> WRITTEN PROBLEM:
Give all of the lines again exactly as they read.

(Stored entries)
====

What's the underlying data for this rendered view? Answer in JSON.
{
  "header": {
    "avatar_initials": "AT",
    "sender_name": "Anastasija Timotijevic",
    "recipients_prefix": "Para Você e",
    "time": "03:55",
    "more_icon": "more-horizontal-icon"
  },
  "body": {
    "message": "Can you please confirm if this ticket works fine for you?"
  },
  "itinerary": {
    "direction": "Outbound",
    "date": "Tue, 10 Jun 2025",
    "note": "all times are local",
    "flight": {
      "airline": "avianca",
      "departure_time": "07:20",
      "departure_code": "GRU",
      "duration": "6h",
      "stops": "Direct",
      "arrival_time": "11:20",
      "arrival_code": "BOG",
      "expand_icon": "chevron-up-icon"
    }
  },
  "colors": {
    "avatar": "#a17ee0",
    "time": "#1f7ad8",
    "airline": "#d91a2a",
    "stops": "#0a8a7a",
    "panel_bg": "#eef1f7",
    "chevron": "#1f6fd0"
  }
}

====

> TASK SOLUTION:
What's the underlying data for this rendered view? Answer in JSON.
{
  "header": {
    "avatar_initials": "AT",
    "sender_name": "Anastasija Timotijevic",
    "recipients_prefix": "Para Você e",
    "time": "03:55",
    "more_icon": "more-horizontal-icon"
  },
  "body": {
    "message": "Can you please confirm if this ticket works fine for you?"
  },
  "itinerary": {
    "direction": "Outbound",
    "date": "Tue, 10 Jun 2025",
    "note": "all times are local",
    "flight": {
      "airline": "avianca",
      "departure_time": "07:20",
      "departure_code": "GRU",
      "duration": "6h",
      "stops": "Direct",
      "arrival_time": "11:20",
      "arrival_code": "BOG",
      "expand_icon": "chevron-up-icon"
    }
  },
  "colors": {
    "avatar": "#a17ee0",
    "time": "#1f7ad8",
    "airline": "#d91a2a",
    "stops": "#0a8a7a",
    "panel_bg": "#eef1f7",
    "chevron": "#1f6fd0"
  }
}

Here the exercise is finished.